** start **
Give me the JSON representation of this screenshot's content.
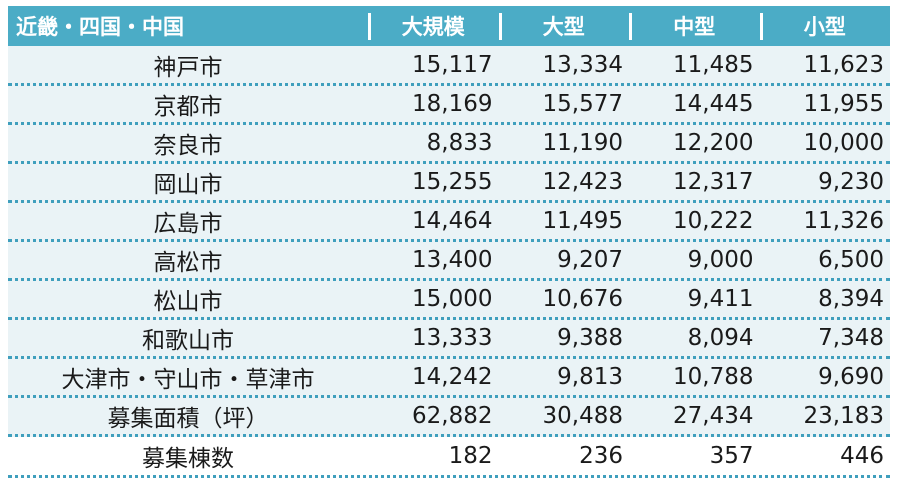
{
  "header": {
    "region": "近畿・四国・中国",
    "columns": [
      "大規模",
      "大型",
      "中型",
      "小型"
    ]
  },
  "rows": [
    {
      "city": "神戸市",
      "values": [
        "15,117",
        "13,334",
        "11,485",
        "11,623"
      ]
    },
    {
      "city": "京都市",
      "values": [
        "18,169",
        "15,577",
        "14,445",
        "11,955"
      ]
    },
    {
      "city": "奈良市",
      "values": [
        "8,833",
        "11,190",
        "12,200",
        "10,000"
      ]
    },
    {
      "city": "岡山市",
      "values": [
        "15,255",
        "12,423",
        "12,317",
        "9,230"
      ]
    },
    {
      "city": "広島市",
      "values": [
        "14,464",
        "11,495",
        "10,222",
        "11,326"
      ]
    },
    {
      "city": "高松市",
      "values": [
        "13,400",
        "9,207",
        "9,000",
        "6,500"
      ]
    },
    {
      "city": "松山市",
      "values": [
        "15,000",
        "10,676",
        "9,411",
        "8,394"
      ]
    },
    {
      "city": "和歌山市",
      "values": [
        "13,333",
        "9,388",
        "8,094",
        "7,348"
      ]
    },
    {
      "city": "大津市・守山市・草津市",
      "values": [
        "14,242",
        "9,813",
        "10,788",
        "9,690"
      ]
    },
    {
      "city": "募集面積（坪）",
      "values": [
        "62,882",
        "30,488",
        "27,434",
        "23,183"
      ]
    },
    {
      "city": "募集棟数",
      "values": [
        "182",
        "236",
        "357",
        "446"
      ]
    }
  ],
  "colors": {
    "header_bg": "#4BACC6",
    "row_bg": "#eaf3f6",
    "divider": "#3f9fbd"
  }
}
** end **
** start **
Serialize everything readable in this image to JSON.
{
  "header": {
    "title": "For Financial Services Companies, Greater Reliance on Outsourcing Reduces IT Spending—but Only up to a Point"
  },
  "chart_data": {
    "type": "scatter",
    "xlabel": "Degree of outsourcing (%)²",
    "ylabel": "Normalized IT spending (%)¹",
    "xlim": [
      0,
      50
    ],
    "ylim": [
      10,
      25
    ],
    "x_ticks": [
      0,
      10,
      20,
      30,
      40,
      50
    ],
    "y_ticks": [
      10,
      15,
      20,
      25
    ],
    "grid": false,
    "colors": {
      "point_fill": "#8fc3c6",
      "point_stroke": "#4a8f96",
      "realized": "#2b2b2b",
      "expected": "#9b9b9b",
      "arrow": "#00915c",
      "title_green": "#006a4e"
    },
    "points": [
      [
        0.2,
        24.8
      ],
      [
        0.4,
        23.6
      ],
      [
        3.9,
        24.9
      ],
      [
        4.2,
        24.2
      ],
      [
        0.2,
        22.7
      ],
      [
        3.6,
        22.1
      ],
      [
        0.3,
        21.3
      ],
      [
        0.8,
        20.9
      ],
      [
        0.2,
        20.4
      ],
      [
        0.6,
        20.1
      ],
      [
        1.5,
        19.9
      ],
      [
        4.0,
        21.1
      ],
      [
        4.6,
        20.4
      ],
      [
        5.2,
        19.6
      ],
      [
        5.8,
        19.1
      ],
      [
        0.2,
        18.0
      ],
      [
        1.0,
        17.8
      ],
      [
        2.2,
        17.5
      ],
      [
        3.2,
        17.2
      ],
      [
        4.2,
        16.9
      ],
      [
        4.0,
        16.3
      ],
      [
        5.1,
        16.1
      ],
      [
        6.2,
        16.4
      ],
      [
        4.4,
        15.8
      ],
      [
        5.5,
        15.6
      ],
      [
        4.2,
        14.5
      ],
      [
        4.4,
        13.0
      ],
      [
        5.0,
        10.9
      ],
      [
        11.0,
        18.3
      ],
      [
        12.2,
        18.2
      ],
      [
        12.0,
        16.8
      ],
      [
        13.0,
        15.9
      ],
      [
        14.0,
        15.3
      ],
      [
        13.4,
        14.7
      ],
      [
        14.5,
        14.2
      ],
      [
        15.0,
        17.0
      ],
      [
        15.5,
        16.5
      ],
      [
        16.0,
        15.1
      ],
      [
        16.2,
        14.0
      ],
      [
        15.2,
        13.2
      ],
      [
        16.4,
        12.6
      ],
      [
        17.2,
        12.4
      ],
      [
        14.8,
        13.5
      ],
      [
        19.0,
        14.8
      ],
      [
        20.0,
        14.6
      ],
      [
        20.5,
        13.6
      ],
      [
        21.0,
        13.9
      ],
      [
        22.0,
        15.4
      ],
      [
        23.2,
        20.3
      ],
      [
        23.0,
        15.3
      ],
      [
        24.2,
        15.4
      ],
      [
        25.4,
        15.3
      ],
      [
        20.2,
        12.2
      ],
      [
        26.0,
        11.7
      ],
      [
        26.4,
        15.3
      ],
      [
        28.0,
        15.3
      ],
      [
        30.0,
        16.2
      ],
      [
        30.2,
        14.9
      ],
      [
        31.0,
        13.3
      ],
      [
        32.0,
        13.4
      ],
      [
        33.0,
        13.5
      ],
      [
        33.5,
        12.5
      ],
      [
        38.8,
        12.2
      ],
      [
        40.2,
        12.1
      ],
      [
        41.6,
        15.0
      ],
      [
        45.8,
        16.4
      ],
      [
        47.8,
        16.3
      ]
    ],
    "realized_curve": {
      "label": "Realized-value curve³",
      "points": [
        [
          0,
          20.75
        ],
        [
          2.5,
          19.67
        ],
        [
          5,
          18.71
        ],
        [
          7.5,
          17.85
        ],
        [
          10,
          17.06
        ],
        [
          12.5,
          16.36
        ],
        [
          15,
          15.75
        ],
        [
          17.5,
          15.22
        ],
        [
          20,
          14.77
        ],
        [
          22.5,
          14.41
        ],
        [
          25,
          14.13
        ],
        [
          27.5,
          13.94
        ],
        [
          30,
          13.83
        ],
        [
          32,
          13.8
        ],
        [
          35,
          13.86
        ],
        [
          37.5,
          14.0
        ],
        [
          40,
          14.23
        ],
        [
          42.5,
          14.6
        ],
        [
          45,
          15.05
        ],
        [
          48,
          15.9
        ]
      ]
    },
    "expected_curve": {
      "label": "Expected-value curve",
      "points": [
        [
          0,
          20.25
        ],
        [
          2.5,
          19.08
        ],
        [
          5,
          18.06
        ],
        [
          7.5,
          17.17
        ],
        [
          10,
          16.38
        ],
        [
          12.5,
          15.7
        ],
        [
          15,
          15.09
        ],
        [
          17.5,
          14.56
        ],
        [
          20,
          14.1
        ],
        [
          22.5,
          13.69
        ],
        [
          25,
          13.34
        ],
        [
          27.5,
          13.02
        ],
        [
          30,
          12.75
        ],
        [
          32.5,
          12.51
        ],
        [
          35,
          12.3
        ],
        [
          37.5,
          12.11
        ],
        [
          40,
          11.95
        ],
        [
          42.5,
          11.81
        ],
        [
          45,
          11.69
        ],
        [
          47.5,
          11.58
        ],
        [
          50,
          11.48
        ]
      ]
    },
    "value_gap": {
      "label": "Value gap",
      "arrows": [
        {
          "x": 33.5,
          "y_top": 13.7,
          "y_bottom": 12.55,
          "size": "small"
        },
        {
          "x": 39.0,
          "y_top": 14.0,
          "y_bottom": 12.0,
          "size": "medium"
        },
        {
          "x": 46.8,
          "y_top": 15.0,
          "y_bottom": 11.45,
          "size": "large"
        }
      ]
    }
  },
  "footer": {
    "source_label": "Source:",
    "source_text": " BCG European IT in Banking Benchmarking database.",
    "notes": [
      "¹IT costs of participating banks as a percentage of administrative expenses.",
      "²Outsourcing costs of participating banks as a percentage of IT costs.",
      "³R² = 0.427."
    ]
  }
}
** end **
** start **
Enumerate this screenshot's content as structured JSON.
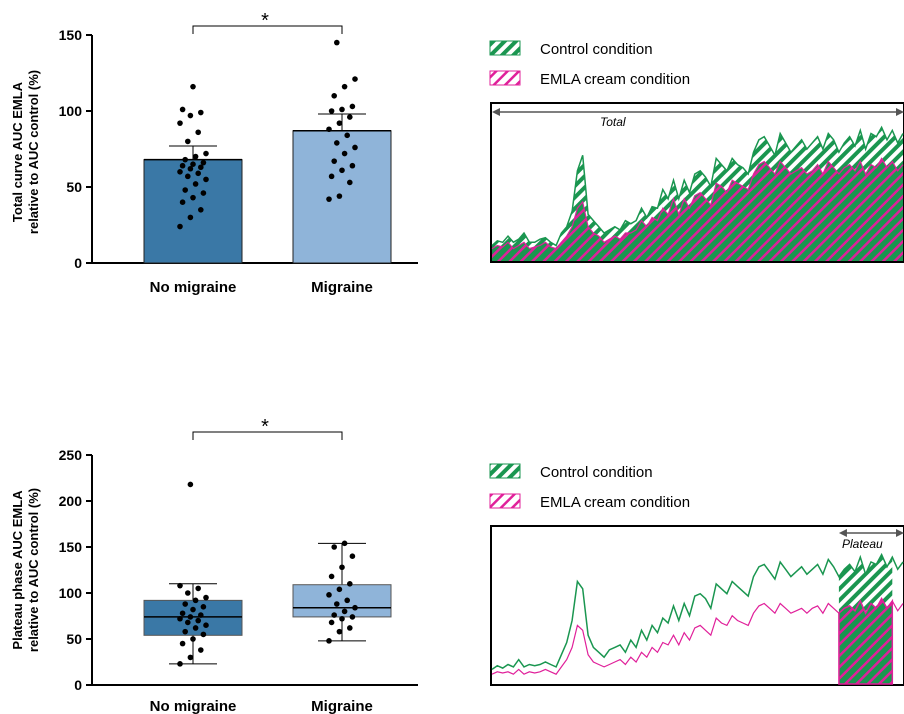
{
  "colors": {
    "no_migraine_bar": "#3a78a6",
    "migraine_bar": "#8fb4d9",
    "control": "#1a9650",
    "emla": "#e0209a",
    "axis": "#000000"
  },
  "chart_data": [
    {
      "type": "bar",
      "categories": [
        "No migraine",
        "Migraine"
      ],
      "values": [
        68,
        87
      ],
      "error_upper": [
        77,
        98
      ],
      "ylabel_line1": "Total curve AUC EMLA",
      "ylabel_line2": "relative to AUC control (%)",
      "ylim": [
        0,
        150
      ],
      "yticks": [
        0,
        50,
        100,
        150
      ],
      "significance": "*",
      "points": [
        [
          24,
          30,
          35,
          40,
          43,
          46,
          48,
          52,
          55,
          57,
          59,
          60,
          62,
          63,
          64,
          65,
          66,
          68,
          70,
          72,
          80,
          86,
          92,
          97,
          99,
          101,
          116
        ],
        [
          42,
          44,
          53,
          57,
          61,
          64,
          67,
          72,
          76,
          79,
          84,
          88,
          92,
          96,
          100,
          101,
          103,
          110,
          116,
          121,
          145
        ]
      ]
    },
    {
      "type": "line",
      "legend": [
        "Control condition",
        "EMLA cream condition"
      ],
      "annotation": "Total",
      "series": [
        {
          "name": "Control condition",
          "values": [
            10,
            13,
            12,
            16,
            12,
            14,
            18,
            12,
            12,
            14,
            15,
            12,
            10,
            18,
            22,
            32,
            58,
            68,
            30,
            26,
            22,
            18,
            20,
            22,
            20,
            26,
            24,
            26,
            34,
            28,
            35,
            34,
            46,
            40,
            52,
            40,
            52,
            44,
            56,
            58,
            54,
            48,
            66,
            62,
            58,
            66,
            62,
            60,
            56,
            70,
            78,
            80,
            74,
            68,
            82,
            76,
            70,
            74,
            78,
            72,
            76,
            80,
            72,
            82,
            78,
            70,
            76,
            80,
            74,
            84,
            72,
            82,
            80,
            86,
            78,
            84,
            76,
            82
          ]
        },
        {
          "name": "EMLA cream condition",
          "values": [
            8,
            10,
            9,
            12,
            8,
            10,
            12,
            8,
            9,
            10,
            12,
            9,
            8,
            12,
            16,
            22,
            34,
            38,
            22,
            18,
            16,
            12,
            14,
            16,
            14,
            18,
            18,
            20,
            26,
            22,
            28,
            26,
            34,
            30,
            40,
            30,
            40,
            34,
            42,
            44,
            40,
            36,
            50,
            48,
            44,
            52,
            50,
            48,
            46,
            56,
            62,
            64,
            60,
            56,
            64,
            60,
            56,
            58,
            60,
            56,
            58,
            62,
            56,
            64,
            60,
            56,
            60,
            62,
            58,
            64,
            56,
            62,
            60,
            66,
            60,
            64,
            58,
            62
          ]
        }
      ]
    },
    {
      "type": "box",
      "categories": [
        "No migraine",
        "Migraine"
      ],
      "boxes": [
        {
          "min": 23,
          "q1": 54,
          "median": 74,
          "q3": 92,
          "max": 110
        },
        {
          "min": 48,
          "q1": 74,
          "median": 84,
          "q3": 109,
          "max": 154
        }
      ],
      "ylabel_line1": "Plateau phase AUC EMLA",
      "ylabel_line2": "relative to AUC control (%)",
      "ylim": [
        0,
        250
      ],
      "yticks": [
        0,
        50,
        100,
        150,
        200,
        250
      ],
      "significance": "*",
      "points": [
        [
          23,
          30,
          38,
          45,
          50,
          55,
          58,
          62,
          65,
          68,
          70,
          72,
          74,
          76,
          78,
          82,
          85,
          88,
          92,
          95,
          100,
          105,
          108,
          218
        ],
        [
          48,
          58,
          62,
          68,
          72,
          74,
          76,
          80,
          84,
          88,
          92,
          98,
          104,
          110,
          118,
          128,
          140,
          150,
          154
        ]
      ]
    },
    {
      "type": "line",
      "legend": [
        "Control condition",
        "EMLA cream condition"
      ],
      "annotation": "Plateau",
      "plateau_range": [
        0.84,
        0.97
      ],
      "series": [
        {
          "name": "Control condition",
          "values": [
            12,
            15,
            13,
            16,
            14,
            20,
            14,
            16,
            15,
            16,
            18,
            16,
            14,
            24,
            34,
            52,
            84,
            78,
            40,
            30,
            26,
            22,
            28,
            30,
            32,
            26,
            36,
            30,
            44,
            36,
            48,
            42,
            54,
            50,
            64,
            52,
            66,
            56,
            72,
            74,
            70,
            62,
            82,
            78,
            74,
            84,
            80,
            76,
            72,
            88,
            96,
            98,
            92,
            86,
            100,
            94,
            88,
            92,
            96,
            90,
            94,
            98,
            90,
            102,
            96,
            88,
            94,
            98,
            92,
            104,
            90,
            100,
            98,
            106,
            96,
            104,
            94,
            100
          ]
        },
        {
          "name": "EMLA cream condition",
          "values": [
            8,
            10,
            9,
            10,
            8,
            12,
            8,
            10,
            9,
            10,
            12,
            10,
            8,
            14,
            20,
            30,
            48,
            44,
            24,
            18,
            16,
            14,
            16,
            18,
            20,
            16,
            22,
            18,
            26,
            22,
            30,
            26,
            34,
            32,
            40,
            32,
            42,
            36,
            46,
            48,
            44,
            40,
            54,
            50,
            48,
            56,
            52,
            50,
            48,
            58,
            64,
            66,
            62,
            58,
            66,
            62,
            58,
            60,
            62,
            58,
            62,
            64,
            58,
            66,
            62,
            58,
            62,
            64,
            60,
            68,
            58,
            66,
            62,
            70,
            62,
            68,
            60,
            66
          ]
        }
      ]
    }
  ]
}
** end **
Show the lines that mention the word "type".

    "type": "scatter",
      "type": "bar",
      "type": "line",
      "type": "box",
      "type": "line",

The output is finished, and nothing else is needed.